Collected data:

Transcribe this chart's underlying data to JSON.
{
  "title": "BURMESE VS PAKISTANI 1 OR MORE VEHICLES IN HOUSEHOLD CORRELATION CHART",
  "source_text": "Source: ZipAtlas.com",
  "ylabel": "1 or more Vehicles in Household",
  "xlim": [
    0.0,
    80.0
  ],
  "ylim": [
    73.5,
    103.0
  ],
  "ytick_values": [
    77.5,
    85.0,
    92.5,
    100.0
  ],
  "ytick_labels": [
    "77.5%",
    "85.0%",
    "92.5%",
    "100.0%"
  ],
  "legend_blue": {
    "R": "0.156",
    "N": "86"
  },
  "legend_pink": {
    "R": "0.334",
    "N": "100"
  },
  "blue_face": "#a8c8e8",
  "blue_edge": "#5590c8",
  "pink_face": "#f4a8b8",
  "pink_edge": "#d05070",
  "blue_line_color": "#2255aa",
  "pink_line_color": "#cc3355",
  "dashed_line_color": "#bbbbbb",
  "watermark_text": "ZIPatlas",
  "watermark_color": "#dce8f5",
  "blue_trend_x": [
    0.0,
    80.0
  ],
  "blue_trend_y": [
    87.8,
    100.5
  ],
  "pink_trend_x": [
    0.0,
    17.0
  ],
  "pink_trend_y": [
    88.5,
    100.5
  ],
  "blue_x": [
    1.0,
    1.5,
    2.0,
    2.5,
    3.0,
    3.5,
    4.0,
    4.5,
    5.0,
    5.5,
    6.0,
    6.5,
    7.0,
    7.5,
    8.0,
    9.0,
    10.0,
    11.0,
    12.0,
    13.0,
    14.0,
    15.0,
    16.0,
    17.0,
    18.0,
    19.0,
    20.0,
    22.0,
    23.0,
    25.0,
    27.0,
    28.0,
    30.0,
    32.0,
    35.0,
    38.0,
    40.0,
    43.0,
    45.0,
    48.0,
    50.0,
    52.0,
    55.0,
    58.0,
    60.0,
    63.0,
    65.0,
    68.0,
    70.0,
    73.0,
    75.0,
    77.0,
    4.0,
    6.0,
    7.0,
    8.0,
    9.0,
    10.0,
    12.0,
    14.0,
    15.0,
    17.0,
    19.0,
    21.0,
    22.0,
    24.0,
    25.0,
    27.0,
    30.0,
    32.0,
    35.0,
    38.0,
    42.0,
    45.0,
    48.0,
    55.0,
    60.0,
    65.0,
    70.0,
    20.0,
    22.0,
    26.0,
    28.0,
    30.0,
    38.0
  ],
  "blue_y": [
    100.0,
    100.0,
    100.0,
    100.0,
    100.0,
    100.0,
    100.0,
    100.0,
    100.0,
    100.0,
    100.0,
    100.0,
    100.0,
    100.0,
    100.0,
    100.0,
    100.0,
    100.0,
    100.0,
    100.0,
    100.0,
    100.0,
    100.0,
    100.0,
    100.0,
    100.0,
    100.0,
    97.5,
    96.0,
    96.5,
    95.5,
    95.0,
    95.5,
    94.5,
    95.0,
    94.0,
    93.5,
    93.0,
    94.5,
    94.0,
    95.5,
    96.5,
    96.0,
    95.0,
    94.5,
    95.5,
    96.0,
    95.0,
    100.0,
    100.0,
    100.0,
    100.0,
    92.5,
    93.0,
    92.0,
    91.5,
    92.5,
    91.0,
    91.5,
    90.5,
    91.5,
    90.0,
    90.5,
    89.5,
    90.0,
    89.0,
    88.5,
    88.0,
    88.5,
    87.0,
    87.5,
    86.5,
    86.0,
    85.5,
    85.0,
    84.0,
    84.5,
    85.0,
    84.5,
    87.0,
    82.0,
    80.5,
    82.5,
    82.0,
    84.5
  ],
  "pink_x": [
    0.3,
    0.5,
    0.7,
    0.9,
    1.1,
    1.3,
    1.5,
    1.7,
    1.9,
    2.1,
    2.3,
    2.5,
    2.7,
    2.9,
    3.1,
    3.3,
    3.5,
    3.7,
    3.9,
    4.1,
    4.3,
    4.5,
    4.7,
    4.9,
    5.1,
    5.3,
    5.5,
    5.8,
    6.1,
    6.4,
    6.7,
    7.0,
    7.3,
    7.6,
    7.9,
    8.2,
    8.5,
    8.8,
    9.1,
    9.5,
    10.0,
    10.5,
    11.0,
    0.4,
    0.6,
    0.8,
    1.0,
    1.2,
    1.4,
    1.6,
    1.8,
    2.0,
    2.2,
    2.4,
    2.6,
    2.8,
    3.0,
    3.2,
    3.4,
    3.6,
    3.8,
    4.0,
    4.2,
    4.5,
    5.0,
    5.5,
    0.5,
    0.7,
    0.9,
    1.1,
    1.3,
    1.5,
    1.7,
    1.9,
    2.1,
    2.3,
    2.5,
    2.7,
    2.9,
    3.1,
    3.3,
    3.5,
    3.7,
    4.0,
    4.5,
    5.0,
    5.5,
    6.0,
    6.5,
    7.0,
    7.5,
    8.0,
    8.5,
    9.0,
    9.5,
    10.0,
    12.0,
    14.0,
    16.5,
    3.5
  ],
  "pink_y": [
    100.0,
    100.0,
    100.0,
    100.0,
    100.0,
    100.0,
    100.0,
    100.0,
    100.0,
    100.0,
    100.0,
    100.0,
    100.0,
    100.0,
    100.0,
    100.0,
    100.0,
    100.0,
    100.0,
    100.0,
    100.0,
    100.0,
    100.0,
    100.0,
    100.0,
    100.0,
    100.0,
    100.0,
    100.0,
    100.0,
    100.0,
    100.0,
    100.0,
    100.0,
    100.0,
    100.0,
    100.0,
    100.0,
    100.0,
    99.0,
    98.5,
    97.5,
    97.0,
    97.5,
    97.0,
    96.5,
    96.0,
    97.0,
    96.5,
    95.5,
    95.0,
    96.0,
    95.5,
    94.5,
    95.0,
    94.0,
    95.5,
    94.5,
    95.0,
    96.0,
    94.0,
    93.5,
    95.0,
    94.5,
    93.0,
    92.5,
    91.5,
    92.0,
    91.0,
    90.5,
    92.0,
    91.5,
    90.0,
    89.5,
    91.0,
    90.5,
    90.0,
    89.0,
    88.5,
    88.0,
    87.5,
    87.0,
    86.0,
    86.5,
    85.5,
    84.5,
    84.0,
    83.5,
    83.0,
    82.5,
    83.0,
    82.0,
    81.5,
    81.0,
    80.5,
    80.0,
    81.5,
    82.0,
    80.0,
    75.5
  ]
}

#### EXERCISE AIM:
Return the listing above word for word.

#### ANSWER BELOW:
Transcribe this chart's underlying data to JSON.
{
  "title": "BURMESE VS PAKISTANI 1 OR MORE VEHICLES IN HOUSEHOLD CORRELATION CHART",
  "source_text": "Source: ZipAtlas.com",
  "ylabel": "1 or more Vehicles in Household",
  "xlim": [
    0.0,
    80.0
  ],
  "ylim": [
    73.5,
    103.0
  ],
  "ytick_values": [
    77.5,
    85.0,
    92.5,
    100.0
  ],
  "ytick_labels": [
    "77.5%",
    "85.0%",
    "92.5%",
    "100.0%"
  ],
  "legend_blue": {
    "R": "0.156",
    "N": "86"
  },
  "legend_pink": {
    "R": "0.334",
    "N": "100"
  },
  "blue_face": "#a8c8e8",
  "blue_edge": "#5590c8",
  "pink_face": "#f4a8b8",
  "pink_edge": "#d05070",
  "blue_line_color": "#2255aa",
  "pink_line_color": "#cc3355",
  "dashed_line_color": "#bbbbbb",
  "watermark_text": "ZIPatlas",
  "watermark_color": "#dce8f5",
  "blue_trend_x": [
    0.0,
    80.0
  ],
  "blue_trend_y": [
    87.8,
    100.5
  ],
  "pink_trend_x": [
    0.0,
    17.0
  ],
  "pink_trend_y": [
    88.5,
    100.5
  ],
  "blue_x": [
    1.0,
    1.5,
    2.0,
    2.5,
    3.0,
    3.5,
    4.0,
    4.5,
    5.0,
    5.5,
    6.0,
    6.5,
    7.0,
    7.5,
    8.0,
    9.0,
    10.0,
    11.0,
    12.0,
    13.0,
    14.0,
    15.0,
    16.0,
    17.0,
    18.0,
    19.0,
    20.0,
    22.0,
    23.0,
    25.0,
    27.0,
    28.0,
    30.0,
    32.0,
    35.0,
    38.0,
    40.0,
    43.0,
    45.0,
    48.0,
    50.0,
    52.0,
    55.0,
    58.0,
    60.0,
    63.0,
    65.0,
    68.0,
    70.0,
    73.0,
    75.0,
    77.0,
    4.0,
    6.0,
    7.0,
    8.0,
    9.0,
    10.0,
    12.0,
    14.0,
    15.0,
    17.0,
    19.0,
    21.0,
    22.0,
    24.0,
    25.0,
    27.0,
    30.0,
    32.0,
    35.0,
    38.0,
    42.0,
    45.0,
    48.0,
    55.0,
    60.0,
    65.0,
    70.0,
    20.0,
    22.0,
    26.0,
    28.0,
    30.0,
    38.0
  ],
  "blue_y": [
    100.0,
    100.0,
    100.0,
    100.0,
    100.0,
    100.0,
    100.0,
    100.0,
    100.0,
    100.0,
    100.0,
    100.0,
    100.0,
    100.0,
    100.0,
    100.0,
    100.0,
    100.0,
    100.0,
    100.0,
    100.0,
    100.0,
    100.0,
    100.0,
    100.0,
    100.0,
    100.0,
    97.5,
    96.0,
    96.5,
    95.5,
    95.0,
    95.5,
    94.5,
    95.0,
    94.0,
    93.5,
    93.0,
    94.5,
    94.0,
    95.5,
    96.5,
    96.0,
    95.0,
    94.5,
    95.5,
    96.0,
    95.0,
    100.0,
    100.0,
    100.0,
    100.0,
    92.5,
    93.0,
    92.0,
    91.5,
    92.5,
    91.0,
    91.5,
    90.5,
    91.5,
    90.0,
    90.5,
    89.5,
    90.0,
    89.0,
    88.5,
    88.0,
    88.5,
    87.0,
    87.5,
    86.5,
    86.0,
    85.5,
    85.0,
    84.0,
    84.5,
    85.0,
    84.5,
    87.0,
    82.0,
    80.5,
    82.5,
    82.0,
    84.5
  ],
  "pink_x": [
    0.3,
    0.5,
    0.7,
    0.9,
    1.1,
    1.3,
    1.5,
    1.7,
    1.9,
    2.1,
    2.3,
    2.5,
    2.7,
    2.9,
    3.1,
    3.3,
    3.5,
    3.7,
    3.9,
    4.1,
    4.3,
    4.5,
    4.7,
    4.9,
    5.1,
    5.3,
    5.5,
    5.8,
    6.1,
    6.4,
    6.7,
    7.0,
    7.3,
    7.6,
    7.9,
    8.2,
    8.5,
    8.8,
    9.1,
    9.5,
    10.0,
    10.5,
    11.0,
    0.4,
    0.6,
    0.8,
    1.0,
    1.2,
    1.4,
    1.6,
    1.8,
    2.0,
    2.2,
    2.4,
    2.6,
    2.8,
    3.0,
    3.2,
    3.4,
    3.6,
    3.8,
    4.0,
    4.2,
    4.5,
    5.0,
    5.5,
    0.5,
    0.7,
    0.9,
    1.1,
    1.3,
    1.5,
    1.7,
    1.9,
    2.1,
    2.3,
    2.5,
    2.7,
    2.9,
    3.1,
    3.3,
    3.5,
    3.7,
    4.0,
    4.5,
    5.0,
    5.5,
    6.0,
    6.5,
    7.0,
    7.5,
    8.0,
    8.5,
    9.0,
    9.5,
    10.0,
    12.0,
    14.0,
    16.5,
    3.5
  ],
  "pink_y": [
    100.0,
    100.0,
    100.0,
    100.0,
    100.0,
    100.0,
    100.0,
    100.0,
    100.0,
    100.0,
    100.0,
    100.0,
    100.0,
    100.0,
    100.0,
    100.0,
    100.0,
    100.0,
    100.0,
    100.0,
    100.0,
    100.0,
    100.0,
    100.0,
    100.0,
    100.0,
    100.0,
    100.0,
    100.0,
    100.0,
    100.0,
    100.0,
    100.0,
    100.0,
    100.0,
    100.0,
    100.0,
    100.0,
    100.0,
    99.0,
    98.5,
    97.5,
    97.0,
    97.5,
    97.0,
    96.5,
    96.0,
    97.0,
    96.5,
    95.5,
    95.0,
    96.0,
    95.5,
    94.5,
    95.0,
    94.0,
    95.5,
    94.5,
    95.0,
    96.0,
    94.0,
    93.5,
    95.0,
    94.5,
    93.0,
    92.5,
    91.5,
    92.0,
    91.0,
    90.5,
    92.0,
    91.5,
    90.0,
    89.5,
    91.0,
    90.5,
    90.0,
    89.0,
    88.5,
    88.0,
    87.5,
    87.0,
    86.0,
    86.5,
    85.5,
    84.5,
    84.0,
    83.5,
    83.0,
    82.5,
    83.0,
    82.0,
    81.5,
    81.0,
    80.5,
    80.0,
    81.5,
    82.0,
    80.0,
    75.5
  ]
}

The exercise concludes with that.